Dataset entries on figures:
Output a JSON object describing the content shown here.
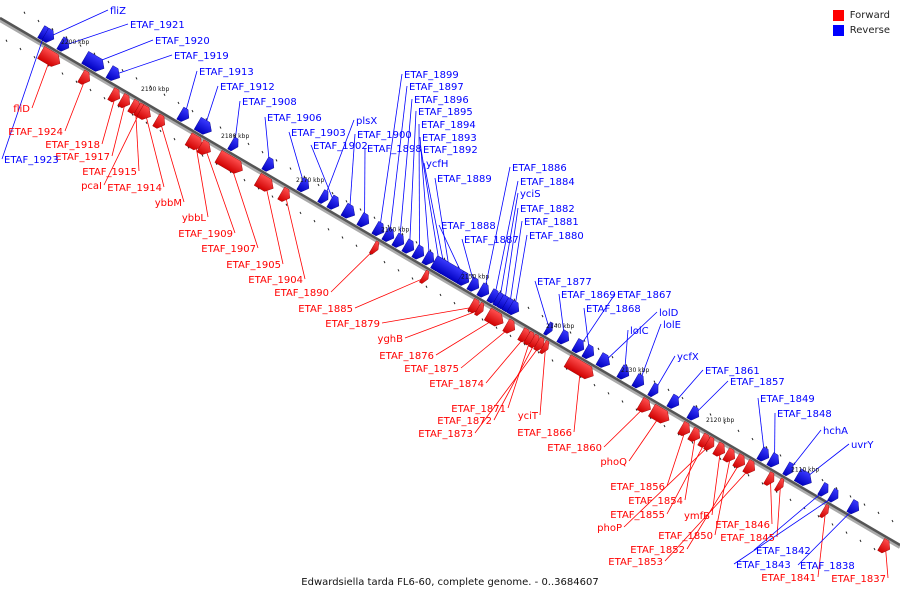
{
  "legend": {
    "forward_label": "Forward",
    "reverse_label": "Reverse",
    "forward_color": "#ff0000",
    "reverse_color": "#0000ff"
  },
  "caption": "Edwardsiella tarda FL6-60, complete genome. - 0..3684607",
  "ticks": [
    "2200 kbp",
    "2190 kbp",
    "2180 kbp",
    "2170 kbp",
    "2160 kbp",
    "2150 kbp",
    "2140 kbp",
    "2130 kbp",
    "2120 kbp",
    "2110 kbp"
  ],
  "forward_genes": [
    "fliD",
    "ETAF_1924",
    "ETAF_1918",
    "ETAF_1917",
    "ETAF_1915",
    "pcaI",
    "ETAF_1914",
    "ybbM",
    "ybbL",
    "ETAF_1909",
    "ETAF_1907",
    "ETAF_1905",
    "ETAF_1904",
    "ETAF_1890",
    "ETAF_1885",
    "ETAF_1879",
    "yghB",
    "ETAF_1876",
    "ETAF_1875",
    "ETAF_1874",
    "ETAF_1871",
    "ETAF_1872",
    "ETAF_1873",
    "yciT",
    "ETAF_1866",
    "ETAF_1860",
    "phoQ",
    "ETAF_1856",
    "ETAF_1854",
    "ETAF_1855",
    "phoP",
    "ymfB",
    "ETAF_1850",
    "ETAF_1852",
    "ETAF_1853",
    "ETAF_1846",
    "ETAF_1845",
    "ETAF_1841",
    "ETAF_1837"
  ],
  "reverse_genes": [
    "ETAF_1923",
    "fliZ",
    "ETAF_1921",
    "ETAF_1920",
    "ETAF_1919",
    "ETAF_1913",
    "ETAF_1912",
    "ETAF_1908",
    "ETAF_1906",
    "ETAF_1903",
    "plsX",
    "ETAF_1902",
    "ETAF_1900",
    "ETAF_1898",
    "ETAF_1899",
    "ETAF_1897",
    "ETAF_1896",
    "ETAF_1895",
    "ETAF_1894",
    "ETAF_1893",
    "ETAF_1892",
    "ycfH",
    "ETAF_1889",
    "ETAF_1888",
    "ETAF_1887",
    "ETAF_1886",
    "ETAF_1884",
    "yciS",
    "ETAF_1882",
    "ETAF_1881",
    "ETAF_1880",
    "ETAF_1877",
    "ETAF_1869",
    "ETAF_1867",
    "ETAF_1868",
    "lolD",
    "lolC",
    "lolE",
    "ycfX",
    "ETAF_1861",
    "ETAF_1857",
    "ETAF_1849",
    "ETAF_1848",
    "hchA",
    "uvrY",
    "ETAF_1842",
    "ETAF_1843",
    "ETAF_1838"
  ]
}
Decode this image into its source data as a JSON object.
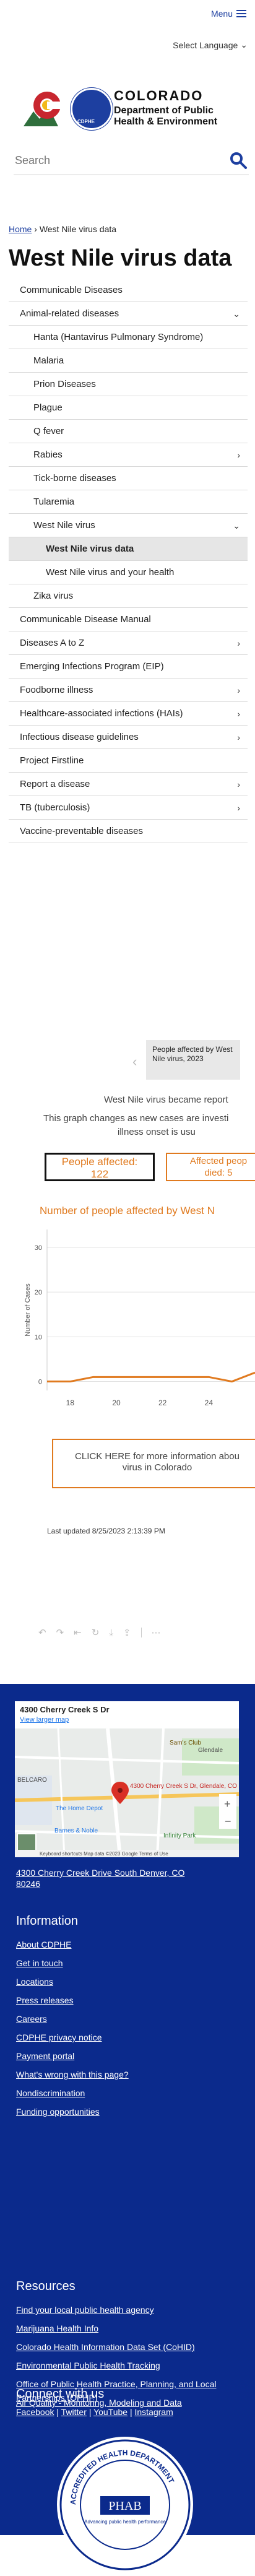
{
  "header": {
    "menu_label": "Menu",
    "language_label": "Select Language"
  },
  "logo": {
    "line1": "COLORADO",
    "line2": "Department of Public",
    "line3": "Health & Environment",
    "seal_text": "CDPHE"
  },
  "search": {
    "placeholder": "Search"
  },
  "breadcrumb": {
    "home": "Home",
    "sep": "›",
    "current": "West Nile virus data"
  },
  "page_title": "West Nile virus data",
  "nav": [
    {
      "label": "Communicable Diseases",
      "level": 1,
      "chevron": ""
    },
    {
      "label": "Animal-related diseases",
      "level": 1,
      "chevron": "⌄"
    },
    {
      "label": "Hanta (Hantavirus Pulmonary Syndrome)",
      "level": 2,
      "chevron": ""
    },
    {
      "label": "Malaria",
      "level": 2,
      "chevron": ""
    },
    {
      "label": "Prion Diseases",
      "level": 2,
      "chevron": ""
    },
    {
      "label": "Plague",
      "level": 2,
      "chevron": ""
    },
    {
      "label": "Q fever",
      "level": 2,
      "chevron": ""
    },
    {
      "label": "Rabies",
      "level": 2,
      "chevron": "›"
    },
    {
      "label": "Tick-borne diseases",
      "level": 2,
      "chevron": ""
    },
    {
      "label": "Tularemia",
      "level": 2,
      "chevron": ""
    },
    {
      "label": "West Nile virus",
      "level": 2,
      "chevron": "⌄"
    },
    {
      "label": "West Nile virus data",
      "level": 3,
      "chevron": "",
      "active": true
    },
    {
      "label": "West Nile virus and your health",
      "level": 3,
      "chevron": ""
    },
    {
      "label": "Zika virus",
      "level": 2,
      "chevron": ""
    },
    {
      "label": "Communicable Disease Manual",
      "level": 1,
      "chevron": ""
    },
    {
      "label": "Diseases A to Z",
      "level": 1,
      "chevron": "›"
    },
    {
      "label": "Emerging Infections Program (EIP)",
      "level": 1,
      "chevron": ""
    },
    {
      "label": "Foodborne illness",
      "level": 1,
      "chevron": "›"
    },
    {
      "label": "Healthcare-associated infections (HAIs)",
      "level": 1,
      "chevron": "›"
    },
    {
      "label": "Infectious disease guidelines",
      "level": 1,
      "chevron": "›"
    },
    {
      "label": "Project Firstline",
      "level": 1,
      "chevron": ""
    },
    {
      "label": "Report a disease",
      "level": 1,
      "chevron": "›"
    },
    {
      "label": "TB (tuberculosis)",
      "level": 1,
      "chevron": "›"
    },
    {
      "label": "Vaccine-preventable diseases",
      "level": 1,
      "chevron": ""
    }
  ],
  "infographic": {
    "tooltip": "People affected by West Nile virus, 2023",
    "line1": "West Nile virus became report",
    "line2": "This graph changes as new cases are investi",
    "line3": "illness onset is usu",
    "stat_affected_label": "People affected:",
    "stat_affected_value": "122",
    "stat_died_label": "Affected peop",
    "stat_died_value": "died: 5",
    "chart_title": "Number of people affected by West N",
    "cta": "CLICK HERE for more information abou",
    "cta2": "virus in Colorado",
    "updated": "Last updated 8/25/2023 2:13:39 PM"
  },
  "chart_data": {
    "type": "line",
    "title": "Number of people affected by West N",
    "ylabel": "Number of Cases",
    "xlabel": "",
    "x": [
      17,
      18,
      19,
      20,
      21,
      22,
      23,
      24,
      25,
      26
    ],
    "series": [
      {
        "name": "",
        "values": [
          0,
          0,
          1,
          1,
          1,
          1,
          1,
          1,
          0,
          2
        ]
      }
    ],
    "yticks": [
      0,
      10,
      20,
      30
    ],
    "xticks": [
      18,
      20,
      22,
      24
    ],
    "ylim": [
      -2,
      34
    ],
    "xlim": [
      17,
      26
    ],
    "grid": true,
    "color": "#e07a1f"
  },
  "toolbar": {
    "undo": "↶",
    "redo": "↷",
    "revert": "⇤",
    "refresh": "↻",
    "download": "⤓",
    "share": "⇪",
    "more": "⋯"
  },
  "footer": {
    "map_address": "4300 Cherry Creek S Dr",
    "map_link": "View larger map",
    "map_pin": "4300 Cherry Creek S Dr, Glendale, CO 80246",
    "map_labels": [
      "Sam's Club",
      "Glendale",
      "The Home Depot",
      "BELCARO",
      "Barnes & Noble",
      "Infinity Park"
    ],
    "map_attrib": "Keyboard shortcuts  Map data ©2023 Google  Terms of Use",
    "address_line1": "4300 Cherry Creek Drive South Denver, CO",
    "address_line2": "80246",
    "information_heading": "Information",
    "information_links": [
      "About CDPHE",
      "Get in touch",
      "Locations",
      "Press releases",
      "Careers",
      "CDPHE privacy notice",
      "Payment portal",
      "What's wrong with this page?",
      "Nondiscrimination",
      "Funding opportunities"
    ],
    "resources_heading": "Resources",
    "resources_links": [
      "Find your local public health agency",
      "Marijuana Health Info",
      "Colorado Health Information Data Set (CoHID)",
      "Environmental Public Health Tracking",
      "Office of Public Health Practice, Planning, and Local Partnerships (OPHP)",
      "Air Quality - Monitoring, Modeling and Data"
    ],
    "connect_heading": "Connect with us",
    "social": [
      "Facebook",
      "Twitter",
      "YouTube",
      "Instagram"
    ],
    "seal_text": "ACCREDITED HEALTH DEPARTMENT",
    "seal_brand": "PHAB",
    "seal_sub": "Advancing public health performance"
  },
  "colors": {
    "brand_blue": "#0b2a8c",
    "link_blue": "#1d3fa0",
    "accent_orange": "#e07a1f"
  }
}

### TASK GOAL
In the entries above, some lines hold the string "Creek". Copy each of them.

### WRITTEN SOLUTION
    "map_address": "4300 Cherry Creek S Dr",
    "map_pin": "4300 Cherry Creek S Dr, Glendale, CO 80246",
    "address_line1": "4300 Cherry Creek Drive South Denver, CO",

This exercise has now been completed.